▸ Listed entries:
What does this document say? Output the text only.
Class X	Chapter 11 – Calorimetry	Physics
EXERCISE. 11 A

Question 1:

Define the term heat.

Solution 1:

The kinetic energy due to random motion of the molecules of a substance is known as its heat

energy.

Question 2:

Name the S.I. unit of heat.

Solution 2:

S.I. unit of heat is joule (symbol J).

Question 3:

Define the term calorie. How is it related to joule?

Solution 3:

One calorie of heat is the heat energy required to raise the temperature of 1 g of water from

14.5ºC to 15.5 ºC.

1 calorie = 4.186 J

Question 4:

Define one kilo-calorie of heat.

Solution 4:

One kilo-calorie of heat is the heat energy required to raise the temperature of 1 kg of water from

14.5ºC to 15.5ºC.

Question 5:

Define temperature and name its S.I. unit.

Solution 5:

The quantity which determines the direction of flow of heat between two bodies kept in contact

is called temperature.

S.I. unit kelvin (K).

▸ Task to complete:
Transcribe all of the material exactly. Omit nothing.

▸ Answer to the task:
What does this document say? Output the text only.
Class X	Chapter 11 – Calorimetry	Physics
EXERCISE. 11 A

Question 1:

Define the term heat.

Solution 1:

The kinetic energy due to random motion of the molecules of a substance is known as its heat

energy.

Question 2:

Name the S.I. unit of heat.

Solution 2:

S.I. unit of heat is joule (symbol J).

Question 3:

Define the term calorie. How is it related to joule?

Solution 3:

One calorie of heat is the heat energy required to raise the temperature of 1 g of water from

14.5ºC to 15.5 ºC.

1 calorie = 4.186 J

Question 4:

Define one kilo-calorie of heat.

Solution 4:

One kilo-calorie of heat is the heat energy required to raise the temperature of 1 kg of water from

14.5ºC to 15.5ºC.

Question 5:

Define temperature and name its S.I. unit.

Solution 5:

The quantity which determines the direction of flow of heat between two bodies kept in contact

is called temperature.

S.I. unit kelvin (K).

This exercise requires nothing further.